#### INFORMATION SHOWN:
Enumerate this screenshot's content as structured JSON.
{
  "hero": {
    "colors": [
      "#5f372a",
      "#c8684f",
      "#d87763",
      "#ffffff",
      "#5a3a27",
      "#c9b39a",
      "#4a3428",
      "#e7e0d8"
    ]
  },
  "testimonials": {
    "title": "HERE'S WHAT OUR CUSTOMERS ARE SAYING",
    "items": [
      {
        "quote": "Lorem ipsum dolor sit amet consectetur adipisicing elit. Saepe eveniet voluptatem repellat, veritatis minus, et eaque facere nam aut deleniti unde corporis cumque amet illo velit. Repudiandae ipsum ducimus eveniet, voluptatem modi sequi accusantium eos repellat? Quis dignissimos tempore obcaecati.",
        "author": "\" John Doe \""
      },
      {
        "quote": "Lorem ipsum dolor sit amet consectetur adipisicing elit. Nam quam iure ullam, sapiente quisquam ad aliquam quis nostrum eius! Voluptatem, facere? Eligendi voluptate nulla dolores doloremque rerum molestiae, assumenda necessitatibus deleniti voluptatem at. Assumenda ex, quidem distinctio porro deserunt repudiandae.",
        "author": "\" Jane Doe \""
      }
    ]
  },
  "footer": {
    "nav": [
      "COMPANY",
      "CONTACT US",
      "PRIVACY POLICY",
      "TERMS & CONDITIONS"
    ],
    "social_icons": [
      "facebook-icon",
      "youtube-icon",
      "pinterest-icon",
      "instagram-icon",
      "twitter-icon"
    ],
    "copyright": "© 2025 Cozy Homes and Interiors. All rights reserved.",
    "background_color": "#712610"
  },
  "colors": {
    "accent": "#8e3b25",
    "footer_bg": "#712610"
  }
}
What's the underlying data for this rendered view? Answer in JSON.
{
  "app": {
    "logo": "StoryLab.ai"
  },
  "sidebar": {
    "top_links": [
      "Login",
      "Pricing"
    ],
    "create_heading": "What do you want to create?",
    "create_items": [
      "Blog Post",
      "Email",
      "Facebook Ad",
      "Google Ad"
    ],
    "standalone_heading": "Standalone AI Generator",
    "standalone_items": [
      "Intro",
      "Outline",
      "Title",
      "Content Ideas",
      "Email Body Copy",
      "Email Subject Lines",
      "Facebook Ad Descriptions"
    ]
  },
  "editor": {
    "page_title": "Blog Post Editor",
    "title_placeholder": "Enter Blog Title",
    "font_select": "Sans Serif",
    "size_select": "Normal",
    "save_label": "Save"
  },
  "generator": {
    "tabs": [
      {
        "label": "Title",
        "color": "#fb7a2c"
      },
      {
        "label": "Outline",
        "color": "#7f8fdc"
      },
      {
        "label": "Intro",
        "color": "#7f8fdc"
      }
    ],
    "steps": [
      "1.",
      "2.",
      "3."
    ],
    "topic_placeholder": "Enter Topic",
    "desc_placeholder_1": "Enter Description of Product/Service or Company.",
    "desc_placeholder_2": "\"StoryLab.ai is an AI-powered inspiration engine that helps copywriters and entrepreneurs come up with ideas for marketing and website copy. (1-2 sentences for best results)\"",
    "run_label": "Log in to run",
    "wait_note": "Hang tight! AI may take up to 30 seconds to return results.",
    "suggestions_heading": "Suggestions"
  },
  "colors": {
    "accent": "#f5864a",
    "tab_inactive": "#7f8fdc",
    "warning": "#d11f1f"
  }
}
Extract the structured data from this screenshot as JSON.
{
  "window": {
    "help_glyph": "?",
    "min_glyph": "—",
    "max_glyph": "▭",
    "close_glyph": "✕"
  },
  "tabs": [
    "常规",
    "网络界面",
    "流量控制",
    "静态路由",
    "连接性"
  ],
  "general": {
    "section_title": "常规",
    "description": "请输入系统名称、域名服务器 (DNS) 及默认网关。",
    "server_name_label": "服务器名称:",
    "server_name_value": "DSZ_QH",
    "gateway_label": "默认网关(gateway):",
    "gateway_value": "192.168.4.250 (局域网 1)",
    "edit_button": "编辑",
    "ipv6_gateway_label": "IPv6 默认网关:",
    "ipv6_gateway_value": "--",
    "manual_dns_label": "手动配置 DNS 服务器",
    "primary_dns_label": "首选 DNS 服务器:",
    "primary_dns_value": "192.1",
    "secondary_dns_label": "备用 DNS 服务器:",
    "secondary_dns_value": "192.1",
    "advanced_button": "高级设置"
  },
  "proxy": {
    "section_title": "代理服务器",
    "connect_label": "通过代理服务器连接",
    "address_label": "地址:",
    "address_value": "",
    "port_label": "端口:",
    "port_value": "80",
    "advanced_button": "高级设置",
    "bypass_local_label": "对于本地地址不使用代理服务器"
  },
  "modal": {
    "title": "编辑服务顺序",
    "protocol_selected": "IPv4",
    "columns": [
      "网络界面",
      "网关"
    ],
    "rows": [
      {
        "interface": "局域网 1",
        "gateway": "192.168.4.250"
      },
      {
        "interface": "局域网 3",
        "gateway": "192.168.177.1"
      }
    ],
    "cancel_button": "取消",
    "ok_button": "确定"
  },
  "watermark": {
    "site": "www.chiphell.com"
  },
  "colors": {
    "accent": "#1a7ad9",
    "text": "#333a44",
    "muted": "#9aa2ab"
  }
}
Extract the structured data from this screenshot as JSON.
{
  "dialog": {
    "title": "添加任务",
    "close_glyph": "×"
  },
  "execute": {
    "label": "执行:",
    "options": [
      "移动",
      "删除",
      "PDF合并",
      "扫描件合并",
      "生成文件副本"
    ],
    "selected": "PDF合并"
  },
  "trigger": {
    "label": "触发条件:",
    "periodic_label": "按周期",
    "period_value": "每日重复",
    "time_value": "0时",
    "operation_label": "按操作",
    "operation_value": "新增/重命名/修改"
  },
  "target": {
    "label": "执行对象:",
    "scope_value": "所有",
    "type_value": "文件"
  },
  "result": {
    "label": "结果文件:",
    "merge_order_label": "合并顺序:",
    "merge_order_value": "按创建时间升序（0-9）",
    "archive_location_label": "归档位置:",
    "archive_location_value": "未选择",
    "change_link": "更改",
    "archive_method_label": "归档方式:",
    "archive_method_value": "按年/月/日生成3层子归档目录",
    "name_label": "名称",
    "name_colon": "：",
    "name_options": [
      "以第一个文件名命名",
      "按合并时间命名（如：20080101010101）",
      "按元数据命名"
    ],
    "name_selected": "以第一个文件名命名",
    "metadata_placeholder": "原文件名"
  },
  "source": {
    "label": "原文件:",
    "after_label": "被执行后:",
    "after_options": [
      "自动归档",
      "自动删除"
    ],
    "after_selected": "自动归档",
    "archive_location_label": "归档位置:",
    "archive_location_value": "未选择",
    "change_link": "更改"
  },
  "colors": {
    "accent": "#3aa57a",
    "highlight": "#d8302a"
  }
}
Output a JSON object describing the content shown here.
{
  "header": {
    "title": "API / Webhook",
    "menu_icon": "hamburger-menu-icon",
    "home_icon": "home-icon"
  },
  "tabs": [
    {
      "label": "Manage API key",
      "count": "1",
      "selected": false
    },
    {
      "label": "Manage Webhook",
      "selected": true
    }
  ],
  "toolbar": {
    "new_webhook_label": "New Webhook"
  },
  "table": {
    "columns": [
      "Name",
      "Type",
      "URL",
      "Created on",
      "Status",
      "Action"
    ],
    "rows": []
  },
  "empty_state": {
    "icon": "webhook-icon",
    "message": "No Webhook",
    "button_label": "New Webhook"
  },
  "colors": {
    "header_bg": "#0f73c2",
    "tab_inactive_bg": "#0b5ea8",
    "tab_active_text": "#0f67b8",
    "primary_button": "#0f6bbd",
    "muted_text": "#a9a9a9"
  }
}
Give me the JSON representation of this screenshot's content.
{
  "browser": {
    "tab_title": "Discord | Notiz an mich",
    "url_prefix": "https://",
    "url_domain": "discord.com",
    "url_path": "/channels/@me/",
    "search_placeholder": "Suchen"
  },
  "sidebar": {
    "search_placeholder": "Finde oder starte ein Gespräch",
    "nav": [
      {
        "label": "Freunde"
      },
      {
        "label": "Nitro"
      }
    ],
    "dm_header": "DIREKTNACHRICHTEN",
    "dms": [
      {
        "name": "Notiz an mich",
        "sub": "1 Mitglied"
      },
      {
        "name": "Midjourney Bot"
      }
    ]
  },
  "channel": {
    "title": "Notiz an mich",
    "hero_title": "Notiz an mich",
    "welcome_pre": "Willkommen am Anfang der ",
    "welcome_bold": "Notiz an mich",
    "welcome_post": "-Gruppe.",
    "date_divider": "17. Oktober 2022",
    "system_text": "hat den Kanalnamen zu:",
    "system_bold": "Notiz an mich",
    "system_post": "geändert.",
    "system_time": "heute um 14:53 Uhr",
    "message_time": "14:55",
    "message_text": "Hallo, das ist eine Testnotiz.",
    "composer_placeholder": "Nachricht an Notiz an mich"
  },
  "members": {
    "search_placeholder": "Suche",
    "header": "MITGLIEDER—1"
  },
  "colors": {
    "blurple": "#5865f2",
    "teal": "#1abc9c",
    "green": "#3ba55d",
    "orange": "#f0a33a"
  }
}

#### DIRECTIVE:
Locate the lines above that hold the word "Manage". Show every one of them.

#### REPLY:
      "label": "Manage API key",
      "label": "Manage Webhook",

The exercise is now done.